## To do
Exactly reproduce the entries, dropping any pictures from your copy.

(Collected data entries)
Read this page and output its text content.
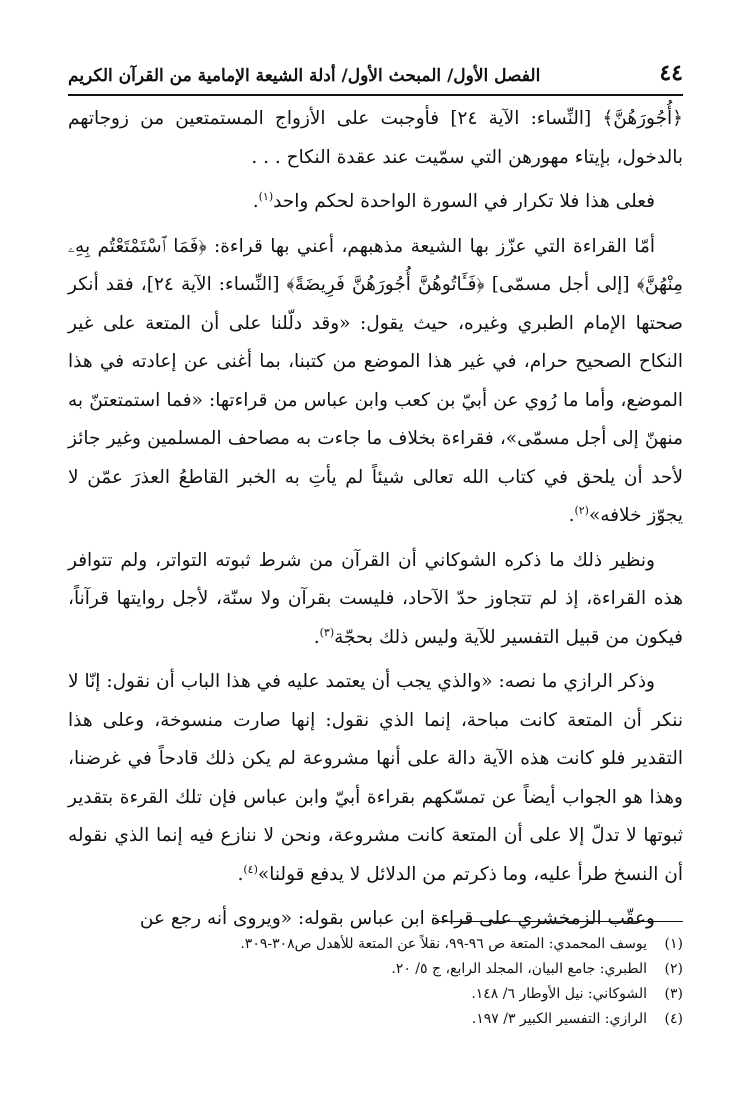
٤٤
الفصل الأول/ المبحث الأول/ أدلة الشيعة الإمامية من القرآن الكريم

﴿أُجُورَهُنَّ﴾ [النِّساء: الآية ٢٤] فأوجبت على الأزواج المستمتعين من زوجاتهم بالدخول، بإيتاء مهورهن التي سمّيت عند عقدة النكاح . . .

فعلى هذا فلا تكرار في السورة الواحدة لحكم واحد$^{(١)}$.

أمّا القراءة التي عزّز بها الشيعة مذهبهم، أعني بها قراءة: ﴿فَمَا ٱسْتَمْتَعْتُم بِهِۦ مِنْهُنَّ﴾ [إلى أجل مسمّى] ﴿فَـَٔاتُوهُنَّ أُجُورَهُنَّ فَرِيضَةً﴾ [النِّساء: الآية ٢٤]، فقد أنكر صحتها الإمام الطبري وغيره، حيث يقول: «وقد دلّلنا على أن المتعة على غير النكاح الصحيح حرام، في غير هذا الموضع من كتبنا، بما أغنى عن إعادته في هذا الموضع، وأما ما رُوي عن أبيّ بن كعب وابن عباس من قراءتها: «فما استمتعتنّ به منهنّ إلى أجل مسمّى»، فقراءة بخلاف ما جاءت به مصاحف المسلمين وغير جائز لأحد أن يلحق في كتاب الله تعالى شيئاً لم يأتِ به الخبر القاطعُ العذرَ عمّن لا يجوّز خلافه»$^{(٢)}$.

ونظير ذلك ما ذكره الشوكاني أن القرآن من شرط ثبوته التواتر، ولم تتوافر هذه القراءة، إذ لم تتجاوز حدّ الآحاد، فليست بقرآن ولا سنّة، لأجل روايتها قرآناً، فيكون من قبيل التفسير للآية وليس ذلك بحجّة$^{(٣)}$.

وذكر الرازي ما نصه: «والذي يجب أن يعتمد عليه في هذا الباب أن نقول: إنّا لا ننكر أن المتعة كانت مباحة، إنما الذي نقول: إنها صارت منسوخة، وعلى هذا التقدير فلو كانت هذه الآية دالة على أنها مشروعة لم يكن ذلك قادحاً في غرضنا، وهذا هو الجواب أيضاً عن تمسّكهم بقراءة أبيّ وابن عباس فإن تلك القرءة بتقدير ثبوتها لا تدلّ إلا على أن المتعة كانت مشروعة، ونحن لا ننازع فيه إنما الذي نقوله أن النسخ طرأ عليه، وما ذكرتم من الدلائل لا يدفع قولنا»$^{(٤)}$.

وعقّب الزمخشري على قراءة ابن عباس بقوله: «ويروى أنه رجع عن

(١)
يوسف المحمدي: المتعة ص ٩٦-٩٩، نقلاً عن المتعة للأهدل ص٣٠٨-٣٠٩.
(٢)
الطبري: جامع البيان، المجلد الرابع، ج ٥/ ٢٠.
(٣)
الشوكاني: نيل الأوطار ٦/ ١٤٨.
(٤)
الرازي: التفسير الكبير ٣/ ١٩٧.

## Solved problem
Read this page and output its text content.
٤٤
الفصل الأول/ المبحث الأول/ أدلة الشيعة الإمامية من القرآن الكريم

﴿أُجُورَهُنَّ﴾ [النِّساء: الآية ٢٤] فأوجبت على الأزواج المستمتعين من زوجاتهم بالدخول، بإيتاء مهورهن التي سمّيت عند عقدة النكاح . . .

فعلى هذا فلا تكرار في السورة الواحدة لحكم واحد$^{(١)}$.

أمّا القراءة التي عزّز بها الشيعة مذهبهم، أعني بها قراءة: ﴿فَمَا ٱسْتَمْتَعْتُم بِهِۦ مِنْهُنَّ﴾ [إلى أجل مسمّى] ﴿فَـَٔاتُوهُنَّ أُجُورَهُنَّ فَرِيضَةً﴾ [النِّساء: الآية ٢٤]، فقد أنكر صحتها الإمام الطبري وغيره، حيث يقول: «وقد دلّلنا على أن المتعة على غير النكاح الصحيح حرام، في غير هذا الموضع من كتبنا، بما أغنى عن إعادته في هذا الموضع، وأما ما رُوي عن أبيّ بن كعب وابن عباس من قراءتها: «فما استمتعتنّ به منهنّ إلى أجل مسمّى»، فقراءة بخلاف ما جاءت به مصاحف المسلمين وغير جائز لأحد أن يلحق في كتاب الله تعالى شيئاً لم يأتِ به الخبر القاطعُ العذرَ عمّن لا يجوّز خلافه»$^{(٢)}$.

ونظير ذلك ما ذكره الشوكاني أن القرآن من شرط ثبوته التواتر، ولم تتوافر هذه القراءة، إذ لم تتجاوز حدّ الآحاد، فليست بقرآن ولا سنّة، لأجل روايتها قرآناً، فيكون من قبيل التفسير للآية وليس ذلك بحجّة$^{(٣)}$.

وذكر الرازي ما نصه: «والذي يجب أن يعتمد عليه في هذا الباب أن نقول: إنّا لا ننكر أن المتعة كانت مباحة، إنما الذي نقول: إنها صارت منسوخة، وعلى هذا التقدير فلو كانت هذه الآية دالة على أنها مشروعة لم يكن ذلك قادحاً في غرضنا، وهذا هو الجواب أيضاً عن تمسّكهم بقراءة أبيّ وابن عباس فإن تلك القرءة بتقدير ثبوتها لا تدلّ إلا على أن المتعة كانت مشروعة، ونحن لا ننازع فيه إنما الذي نقوله أن النسخ طرأ عليه، وما ذكرتم من الدلائل لا يدفع قولنا»$^{(٤)}$.

وعقّب الزمخشري على قراءة ابن عباس بقوله: «ويروى أنه رجع عن

(١)
يوسف المحمدي: المتعة ص ٩٦-٩٩، نقلاً عن المتعة للأهدل ص٣٠٨-٣٠٩.
(٢)
الطبري: جامع البيان، المجلد الرابع، ج ٥/ ٢٠.
(٣)
الشوكاني: نيل الأوطار ٦/ ١٤٨.
(٤)
الرازي: التفسير الكبير ٣/ ١٩٧.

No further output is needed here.